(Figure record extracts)
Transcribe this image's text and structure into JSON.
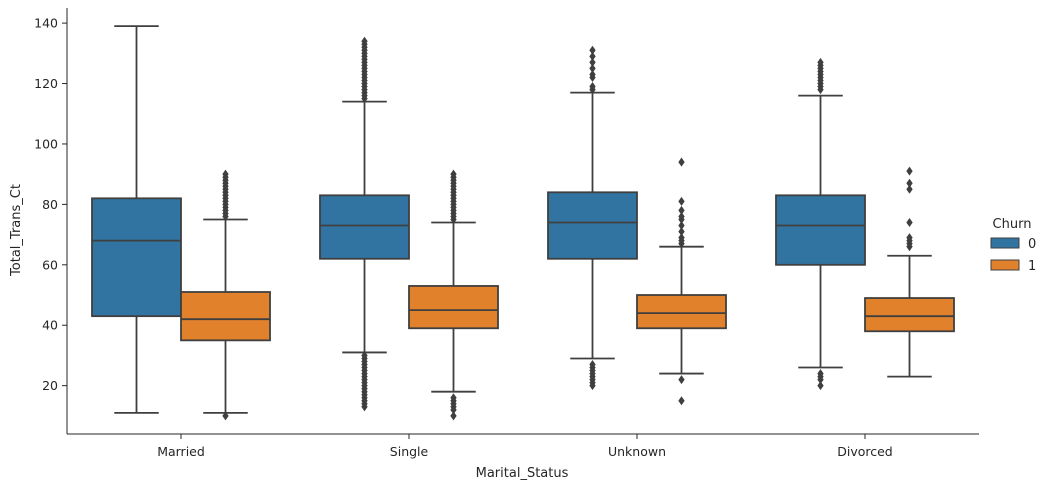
{
  "chart_data": {
    "type": "box",
    "xlabel": "Marital_Status",
    "ylabel": "Total_Trans_Ct",
    "ylim": [
      4,
      145
    ],
    "yticks": [
      20,
      40,
      60,
      80,
      100,
      120,
      140
    ],
    "grid": false,
    "categories": [
      "Married",
      "Single",
      "Unknown",
      "Divorced"
    ],
    "legend": {
      "title": "Churn",
      "placement": "right"
    },
    "series": [
      {
        "name": "0",
        "color": "#3274a1",
        "boxes": [
          {
            "whisker_low": 11,
            "q1": 43,
            "median": 68,
            "q3": 82,
            "whisker_high": 139,
            "outliers": []
          },
          {
            "whisker_low": 31,
            "q1": 62,
            "median": 73,
            "q3": 83,
            "whisker_high": 114,
            "outliers": [
              13,
              14,
              15,
              16,
              17,
              18,
              19,
              20,
              21,
              22,
              23,
              24,
              25,
              26,
              27,
              28,
              29,
              30,
              115,
              116,
              117,
              118,
              119,
              120,
              121,
              122,
              123,
              124,
              125,
              126,
              127,
              128,
              129,
              130,
              131,
              132,
              133,
              134
            ]
          },
          {
            "whisker_low": 29,
            "q1": 62,
            "median": 74,
            "q3": 84,
            "whisker_high": 117,
            "outliers": [
              20,
              21,
              22,
              23,
              24,
              25,
              26,
              27,
              118,
              119,
              122,
              123,
              125,
              127,
              129,
              131
            ]
          },
          {
            "whisker_low": 26,
            "q1": 60,
            "median": 73,
            "q3": 83,
            "whisker_high": 116,
            "outliers": [
              20,
              22,
              23,
              24,
              118,
              119,
              120,
              121,
              122,
              123,
              124,
              125,
              126,
              127
            ]
          }
        ]
      },
      {
        "name": "1",
        "color": "#e1812c",
        "boxes": [
          {
            "whisker_low": 11,
            "q1": 35,
            "median": 42,
            "q3": 51,
            "whisker_high": 75,
            "outliers": [
              10,
              76,
              77,
              78,
              79,
              80,
              81,
              82,
              83,
              84,
              85,
              86,
              87,
              88,
              89,
              90
            ]
          },
          {
            "whisker_low": 18,
            "q1": 39,
            "median": 45,
            "q3": 53,
            "whisker_high": 74,
            "outliers": [
              10,
              12,
              13,
              14,
              15,
              16,
              75,
              76,
              77,
              78,
              79,
              80,
              81,
              82,
              83,
              84,
              85,
              86,
              87,
              88,
              89,
              90
            ]
          },
          {
            "whisker_low": 24,
            "q1": 39,
            "median": 44,
            "q3": 50,
            "whisker_high": 66,
            "outliers": [
              15,
              22,
              67,
              68,
              69,
              71,
              73,
              75,
              76,
              78,
              81,
              94
            ]
          },
          {
            "whisker_low": 23,
            "q1": 38,
            "median": 43,
            "q3": 49,
            "whisker_high": 63,
            "outliers": [
              66,
              67,
              68,
              69,
              74,
              85,
              87,
              91
            ]
          }
        ]
      }
    ]
  }
}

### What is needed:
Copy the whole listing above word for word but do not carry over the pictures.

### Exercise answer:
Transcribe this image's text and structure into JSON.
{
  "chart_data": {
    "type": "box",
    "xlabel": "Marital_Status",
    "ylabel": "Total_Trans_Ct",
    "ylim": [
      4,
      145
    ],
    "yticks": [
      20,
      40,
      60,
      80,
      100,
      120,
      140
    ],
    "grid": false,
    "categories": [
      "Married",
      "Single",
      "Unknown",
      "Divorced"
    ],
    "legend": {
      "title": "Churn",
      "placement": "right"
    },
    "series": [
      {
        "name": "0",
        "color": "#3274a1",
        "boxes": [
          {
            "whisker_low": 11,
            "q1": 43,
            "median": 68,
            "q3": 82,
            "whisker_high": 139,
            "outliers": []
          },
          {
            "whisker_low": 31,
            "q1": 62,
            "median": 73,
            "q3": 83,
            "whisker_high": 114,
            "outliers": [
              13,
              14,
              15,
              16,
              17,
              18,
              19,
              20,
              21,
              22,
              23,
              24,
              25,
              26,
              27,
              28,
              29,
              30,
              115,
              116,
              117,
              118,
              119,
              120,
              121,
              122,
              123,
              124,
              125,
              126,
              127,
              128,
              129,
              130,
              131,
              132,
              133,
              134
            ]
          },
          {
            "whisker_low": 29,
            "q1": 62,
            "median": 74,
            "q3": 84,
            "whisker_high": 117,
            "outliers": [
              20,
              21,
              22,
              23,
              24,
              25,
              26,
              27,
              118,
              119,
              122,
              123,
              125,
              127,
              129,
              131
            ]
          },
          {
            "whisker_low": 26,
            "q1": 60,
            "median": 73,
            "q3": 83,
            "whisker_high": 116,
            "outliers": [
              20,
              22,
              23,
              24,
              118,
              119,
              120,
              121,
              122,
              123,
              124,
              125,
              126,
              127
            ]
          }
        ]
      },
      {
        "name": "1",
        "color": "#e1812c",
        "boxes": [
          {
            "whisker_low": 11,
            "q1": 35,
            "median": 42,
            "q3": 51,
            "whisker_high": 75,
            "outliers": [
              10,
              76,
              77,
              78,
              79,
              80,
              81,
              82,
              83,
              84,
              85,
              86,
              87,
              88,
              89,
              90
            ]
          },
          {
            "whisker_low": 18,
            "q1": 39,
            "median": 45,
            "q3": 53,
            "whisker_high": 74,
            "outliers": [
              10,
              12,
              13,
              14,
              15,
              16,
              75,
              76,
              77,
              78,
              79,
              80,
              81,
              82,
              83,
              84,
              85,
              86,
              87,
              88,
              89,
              90
            ]
          },
          {
            "whisker_low": 24,
            "q1": 39,
            "median": 44,
            "q3": 50,
            "whisker_high": 66,
            "outliers": [
              15,
              22,
              67,
              68,
              69,
              71,
              73,
              75,
              76,
              78,
              81,
              94
            ]
          },
          {
            "whisker_low": 23,
            "q1": 38,
            "median": 43,
            "q3": 49,
            "whisker_high": 63,
            "outliers": [
              66,
              67,
              68,
              69,
              74,
              85,
              87,
              91
            ]
          }
        ]
      }
    ]
  }
}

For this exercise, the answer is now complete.